▶ WORK TO BE COMPLETED
Rewrite every line of the material, putting "Description with reference numerals" in place of each occurrence of "Description with numbered items" and keeping all other text unchanged.

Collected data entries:
▽

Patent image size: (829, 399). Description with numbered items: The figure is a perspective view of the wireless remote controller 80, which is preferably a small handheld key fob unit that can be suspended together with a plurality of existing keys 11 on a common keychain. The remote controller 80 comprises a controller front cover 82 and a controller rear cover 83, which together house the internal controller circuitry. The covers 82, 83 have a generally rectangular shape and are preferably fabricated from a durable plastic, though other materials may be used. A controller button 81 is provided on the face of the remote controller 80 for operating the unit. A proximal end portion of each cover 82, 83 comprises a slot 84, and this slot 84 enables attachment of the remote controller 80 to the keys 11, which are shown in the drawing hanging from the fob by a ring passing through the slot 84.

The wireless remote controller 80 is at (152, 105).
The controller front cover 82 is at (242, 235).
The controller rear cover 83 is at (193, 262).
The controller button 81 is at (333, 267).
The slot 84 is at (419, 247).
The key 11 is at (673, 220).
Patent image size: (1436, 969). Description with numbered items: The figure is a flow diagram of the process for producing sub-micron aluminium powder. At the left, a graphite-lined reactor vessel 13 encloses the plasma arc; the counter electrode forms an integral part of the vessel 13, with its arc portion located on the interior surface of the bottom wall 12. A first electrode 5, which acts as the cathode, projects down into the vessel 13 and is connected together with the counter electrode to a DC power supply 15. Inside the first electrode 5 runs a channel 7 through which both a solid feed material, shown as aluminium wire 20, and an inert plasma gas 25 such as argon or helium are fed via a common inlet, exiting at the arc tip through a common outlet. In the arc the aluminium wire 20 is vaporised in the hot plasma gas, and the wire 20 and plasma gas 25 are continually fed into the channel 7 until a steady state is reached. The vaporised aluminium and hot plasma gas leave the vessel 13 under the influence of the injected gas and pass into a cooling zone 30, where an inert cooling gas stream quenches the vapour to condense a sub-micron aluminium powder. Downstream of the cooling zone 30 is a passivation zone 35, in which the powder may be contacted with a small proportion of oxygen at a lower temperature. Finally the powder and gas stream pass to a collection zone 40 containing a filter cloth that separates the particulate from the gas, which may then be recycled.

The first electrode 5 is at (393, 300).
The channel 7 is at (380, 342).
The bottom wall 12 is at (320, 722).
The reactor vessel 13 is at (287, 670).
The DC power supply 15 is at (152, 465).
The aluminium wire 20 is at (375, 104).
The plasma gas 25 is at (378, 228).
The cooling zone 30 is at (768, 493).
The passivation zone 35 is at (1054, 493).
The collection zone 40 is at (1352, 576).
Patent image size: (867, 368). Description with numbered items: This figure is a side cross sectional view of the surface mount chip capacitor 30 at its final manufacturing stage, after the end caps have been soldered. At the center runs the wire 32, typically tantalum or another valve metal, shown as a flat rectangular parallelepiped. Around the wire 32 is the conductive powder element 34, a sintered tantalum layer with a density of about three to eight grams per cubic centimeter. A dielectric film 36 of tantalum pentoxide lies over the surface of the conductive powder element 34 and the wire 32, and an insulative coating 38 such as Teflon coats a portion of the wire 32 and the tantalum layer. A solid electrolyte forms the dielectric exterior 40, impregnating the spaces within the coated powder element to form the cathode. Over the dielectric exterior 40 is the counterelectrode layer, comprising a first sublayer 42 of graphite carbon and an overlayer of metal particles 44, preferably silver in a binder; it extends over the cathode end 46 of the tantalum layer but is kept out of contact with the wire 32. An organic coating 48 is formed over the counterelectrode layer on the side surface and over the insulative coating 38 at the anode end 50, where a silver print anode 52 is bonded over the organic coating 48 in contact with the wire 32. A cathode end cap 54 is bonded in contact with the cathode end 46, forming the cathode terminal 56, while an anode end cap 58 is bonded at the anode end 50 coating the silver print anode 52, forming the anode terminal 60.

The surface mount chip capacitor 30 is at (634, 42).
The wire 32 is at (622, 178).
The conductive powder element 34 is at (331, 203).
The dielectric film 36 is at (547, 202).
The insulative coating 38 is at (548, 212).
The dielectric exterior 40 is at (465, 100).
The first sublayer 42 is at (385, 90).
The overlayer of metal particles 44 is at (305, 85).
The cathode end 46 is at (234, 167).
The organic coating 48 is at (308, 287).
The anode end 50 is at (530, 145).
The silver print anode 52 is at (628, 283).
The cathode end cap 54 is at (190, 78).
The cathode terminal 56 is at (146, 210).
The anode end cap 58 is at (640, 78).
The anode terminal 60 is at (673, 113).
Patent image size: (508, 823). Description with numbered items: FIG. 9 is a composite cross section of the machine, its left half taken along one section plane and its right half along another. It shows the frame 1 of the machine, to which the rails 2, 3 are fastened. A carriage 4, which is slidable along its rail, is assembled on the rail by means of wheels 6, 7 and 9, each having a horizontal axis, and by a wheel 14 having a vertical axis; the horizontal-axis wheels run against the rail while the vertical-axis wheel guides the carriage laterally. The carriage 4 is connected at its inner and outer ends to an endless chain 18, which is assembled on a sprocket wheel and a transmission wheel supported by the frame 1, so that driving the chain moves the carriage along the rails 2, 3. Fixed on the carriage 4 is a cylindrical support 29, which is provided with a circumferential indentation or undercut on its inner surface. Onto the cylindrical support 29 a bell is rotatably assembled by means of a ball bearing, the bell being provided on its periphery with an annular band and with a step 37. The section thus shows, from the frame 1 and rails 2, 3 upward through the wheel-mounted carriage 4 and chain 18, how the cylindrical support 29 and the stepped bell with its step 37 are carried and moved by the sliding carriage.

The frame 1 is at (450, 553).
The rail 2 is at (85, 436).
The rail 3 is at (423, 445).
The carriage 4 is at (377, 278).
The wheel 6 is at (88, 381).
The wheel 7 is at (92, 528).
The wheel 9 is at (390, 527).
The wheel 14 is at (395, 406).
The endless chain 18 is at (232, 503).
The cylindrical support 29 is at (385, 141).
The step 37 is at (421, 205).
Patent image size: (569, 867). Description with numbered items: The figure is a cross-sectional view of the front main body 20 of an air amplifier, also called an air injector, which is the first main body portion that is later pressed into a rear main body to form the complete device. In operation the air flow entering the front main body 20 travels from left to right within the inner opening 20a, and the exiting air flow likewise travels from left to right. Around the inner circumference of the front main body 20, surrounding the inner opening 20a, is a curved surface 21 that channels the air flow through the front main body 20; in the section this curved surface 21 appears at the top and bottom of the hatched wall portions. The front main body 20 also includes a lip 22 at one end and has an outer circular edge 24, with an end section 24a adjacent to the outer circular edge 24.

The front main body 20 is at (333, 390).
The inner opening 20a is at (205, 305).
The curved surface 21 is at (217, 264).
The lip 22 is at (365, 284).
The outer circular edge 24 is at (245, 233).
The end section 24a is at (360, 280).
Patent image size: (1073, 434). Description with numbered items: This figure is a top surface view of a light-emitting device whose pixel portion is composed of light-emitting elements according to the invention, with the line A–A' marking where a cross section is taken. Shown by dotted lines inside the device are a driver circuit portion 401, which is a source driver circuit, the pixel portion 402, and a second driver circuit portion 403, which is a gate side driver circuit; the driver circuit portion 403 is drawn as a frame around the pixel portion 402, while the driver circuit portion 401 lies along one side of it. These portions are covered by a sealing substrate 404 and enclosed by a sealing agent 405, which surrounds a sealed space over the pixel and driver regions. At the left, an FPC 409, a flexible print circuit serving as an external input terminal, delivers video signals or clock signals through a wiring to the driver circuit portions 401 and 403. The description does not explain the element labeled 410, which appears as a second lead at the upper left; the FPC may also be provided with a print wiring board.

△

▶ WRITTEN REPLY
Patent image size: (829, 399). Description with reference numerals: The figure is a perspective view of the wireless remote controller 80, which is preferably a small handheld key fob unit that can be suspended together with a plurality of existing keys 11 on a common keychain. The remote controller 80 comprises a controller front cover 82 and a controller rear cover 83, which together house the internal controller circuitry. The covers 82, 83 have a generally rectangular shape and are preferably fabricated from a durable plastic, though other materials may be used. A controller button 81 is provided on the face of the remote controller 80 for operating the unit. A proximal end portion of each cover 82, 83 comprises a slot 84, and this slot 84 enables attachment of the remote controller 80 to the keys 11, which are shown in the drawing hanging from the fob by a ring passing through the slot 84.

The wireless remote controller 80 is at (152, 105).
The controller front cover 82 is at (242, 235).
The controller rear cover 83 is at (193, 262).
The controller button 81 is at (333, 267).
The slot 84 is at (419, 247).
The key 11 is at (673, 220).
Patent image size: (1436, 969). Description with reference numerals: The figure is a flow diagram of the process for producing sub-micron aluminium powder. At the left, a graphite-lined reactor vessel 13 encloses the plasma arc; the counter electrode forms an integral part of the vessel 13, with its arc portion located on the interior surface of the bottom wall 12. A first electrode 5, which acts as the cathode, projects down into the vessel 13 and is connected together with the counter electrode to a DC power supply 15. Inside the first electrode 5 runs a channel 7 through which both a solid feed material, shown as aluminium wire 20, and an inert plasma gas 25 such as argon or helium are fed via a common inlet, exiting at the arc tip through a common outlet. In the arc the aluminium wire 20 is vaporised in the hot plasma gas, and the wire 20 and plasma gas 25 are continually fed into the channel 7 until a steady state is reached. The vaporised aluminium and hot plasma gas leave the vessel 13 under the influence of the injected gas and pass into a cooling zone 30, where an inert cooling gas stream quenches the vapour to condense a sub-micron aluminium powder. Downstream of the cooling zone 30 is a passivation zone 35, in which the powder may be contacted with a small proportion of oxygen at a lower temperature. Finally the powder and gas stream pass to a collection zone 40 containing a filter cloth that separates the particulate from the gas, which may then be recycled.

The first electrode 5 is at (393, 300).
The channel 7 is at (380, 342).
The bottom wall 12 is at (320, 722).
The reactor vessel 13 is at (287, 670).
The DC power supply 15 is at (152, 465).
The aluminium wire 20 is at (375, 104).
The plasma gas 25 is at (378, 228).
The cooling zone 30 is at (768, 493).
The passivation zone 35 is at (1054, 493).
The collection zone 40 is at (1352, 576).
Patent image size: (867, 368). Description with reference numerals: This figure is a side cross sectional view of the surface mount chip capacitor 30 at its final manufacturing stage, after the end caps have been soldered. At the center runs the wire 32, typically tantalum or another valve metal, shown as a flat rectangular parallelepiped. Around the wire 32 is the conductive powder element 34, a sintered tantalum layer with a density of about three to eight grams per cubic centimeter. A dielectric film 36 of tantalum pentoxide lies over the surface of the conductive powder element 34 and the wire 32, and an insulative coating 38 such as Teflon coats a portion of the wire 32 and the tantalum layer. A solid electrolyte forms the dielectric exterior 40, impregnating the spaces within the coated powder element to form the cathode. Over the dielectric exterior 40 is the counterelectrode layer, comprising a first sublayer 42 of graphite carbon and an overlayer of metal particles 44, preferably silver in a binder; it extends over the cathode end 46 of the tantalum layer but is kept out of contact with the wire 32. An organic coating 48 is formed over the counterelectrode layer on the side surface and over the insulative coating 38 at the anode end 50, where a silver print anode 52 is bonded over the organic coating 48 in contact with the wire 32. A cathode end cap 54 is bonded in contact with the cathode end 46, forming the cathode terminal 56, while an anode end cap 58 is bonded at the anode end 50 coating the silver print anode 52, forming the anode terminal 60.

The surface mount chip capacitor 30 is at (634, 42).
The wire 32 is at (622, 178).
The conductive powder element 34 is at (331, 203).
The dielectric film 36 is at (547, 202).
The insulative coating 38 is at (548, 212).
The dielectric exterior 40 is at (465, 100).
The first sublayer 42 is at (385, 90).
The overlayer of metal particles 44 is at (305, 85).
The cathode end 46 is at (234, 167).
The organic coating 48 is at (308, 287).
The anode end 50 is at (530, 145).
The silver print anode 52 is at (628, 283).
The cathode end cap 54 is at (190, 78).
The cathode terminal 56 is at (146, 210).
The anode end cap 58 is at (640, 78).
The anode terminal 60 is at (673, 113).
Patent image size: (508, 823). Description with reference numerals: FIG. 9 is a composite cross section of the machine, its left half taken along one section plane and its right half along another. It shows the frame 1 of the machine, to which the rails 2, 3 are fastened. A carriage 4, which is slidable along its rail, is assembled on the rail by means of wheels 6, 7 and 9, each having a horizontal axis, and by a wheel 14 having a vertical axis; the horizontal-axis wheels run against the rail while the vertical-axis wheel guides the carriage laterally. The carriage 4 is connected at its inner and outer ends to an endless chain 18, which is assembled on a sprocket wheel and a transmission wheel supported by the frame 1, so that driving the chain moves the carriage along the rails 2, 3. Fixed on the carriage 4 is a cylindrical support 29, which is provided with a circumferential indentation or undercut on its inner surface. Onto the cylindrical support 29 a bell is rotatably assembled by means of a ball bearing, the bell being provided on its periphery with an annular band and with a step 37. The section thus shows, from the frame 1 and rails 2, 3 upward through the wheel-mounted carriage 4 and chain 18, how the cylindrical support 29 and the stepped bell with its step 37 are carried and moved by the sliding carriage.

The frame 1 is at (450, 553).
The rail 2 is at (85, 436).
The rail 3 is at (423, 445).
The carriage 4 is at (377, 278).
The wheel 6 is at (88, 381).
The wheel 7 is at (92, 528).
The wheel 9 is at (390, 527).
The wheel 14 is at (395, 406).
The endless chain 18 is at (232, 503).
The cylindrical support 29 is at (385, 141).
The step 37 is at (421, 205).
Patent image size: (569, 867). Description with reference numerals: The figure is a cross-sectional view of the front main body 20 of an air amplifier, also called an air injector, which is the first main body portion that is later pressed into a rear main body to form the complete device. In operation the air flow entering the front main body 20 travels from left to right within the inner opening 20a, and the exiting air flow likewise travels from left to right. Around the inner circumference of the front main body 20, surrounding the inner opening 20a, is a curved surface 21 that channels the air flow through the front main body 20; in the section this curved surface 21 appears at the top and bottom of the hatched wall portions. The front main body 20 also includes a lip 22 at one end and has an outer circular edge 24, with an end section 24a adjacent to the outer circular edge 24.

The front main body 20 is at (333, 390).
The inner opening 20a is at (205, 305).
The curved surface 21 is at (217, 264).
The lip 22 is at (365, 284).
The outer circular edge 24 is at (245, 233).
The end section 24a is at (360, 280).
Patent image size: (1073, 434). Description with reference numerals: This figure is a top surface view of a light-emitting device whose pixel portion is composed of light-emitting elements according to the invention, with the line A–A' marking where a cross section is taken. Shown by dotted lines inside the device are a driver circuit portion 401, which is a source driver circuit, the pixel portion 402, and a second driver circuit portion 403, which is a gate side driver circuit; the driver circuit portion 403 is drawn as a frame around the pixel portion 402, while the driver circuit portion 401 lies along one side of it. These portions are covered by a sealing substrate 404 and enclosed by a sealing agent 405, which surrounds a sealed space over the pixel and driver regions. At the left, an FPC 409, a flexible print circuit serving as an external input terminal, delivers video signals or clock signals through a wiring to the driver circuit portions 401 and 403. The description does not explain the element labeled 410, which appears as a second lead at the upper left; the FPC may also be provided with a print wiring board.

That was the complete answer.